[Written task]:
Write out the material exactly, without any of its pictures.
##########
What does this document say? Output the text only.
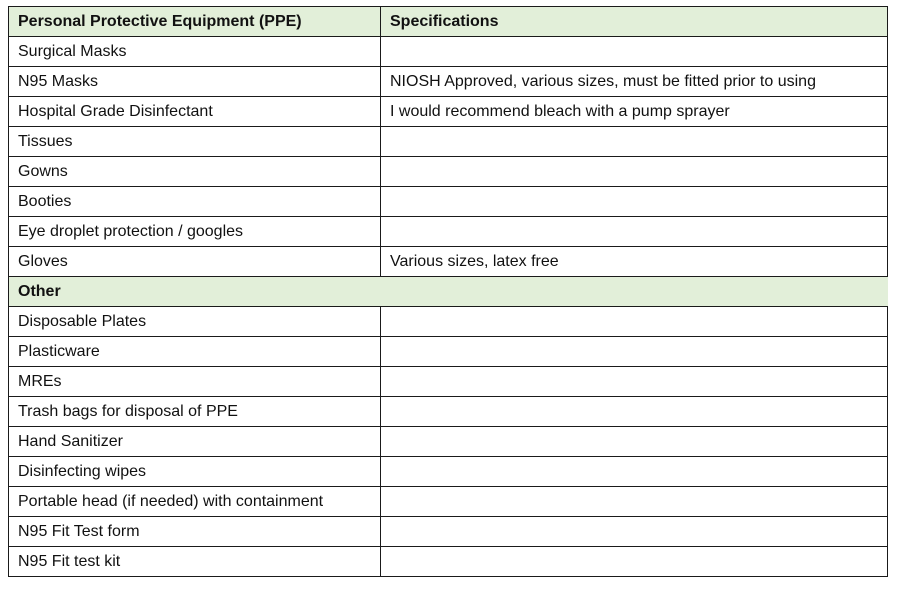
Personal Protective Equipment (PPE)	Specifications
Surgical Masks	
N95 Masks	NIOSH Approved, various sizes, must be fitted prior to using
Hospital Grade Disinfectant	I would recommend bleach with a pump sprayer
Tissues	
Gowns	
Booties	
Eye droplet protection / googles	
Gloves	Various sizes, latex free
Other	
Disposable Plates	
Plasticware	
MREs	
Trash bags for disposal of PPE	
Hand Sanitizer	
Disinfecting wipes	
Portable head (if needed) with containment	
N95 Fit Test form	
N95 Fit test kit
##########
[Task solution]:
What does this document say? Output the text only.
Personal Protective Equipment (PPE)	Specifications
Surgical Masks	
N95 Masks	NIOSH Approved, various sizes, must be fitted prior to using
Hospital Grade Disinfectant	I would recommend bleach with a pump sprayer
Tissues	
Gowns	
Booties	
Eye droplet protection / googles	
Gloves	Various sizes, latex free
Other	
Disposable Plates	
Plasticware	
MREs	
Trash bags for disposal of PPE	
Hand Sanitizer	
Disinfecting wipes	
Portable head (if needed) with containment	
N95 Fit Test form	
N95 Fit test kit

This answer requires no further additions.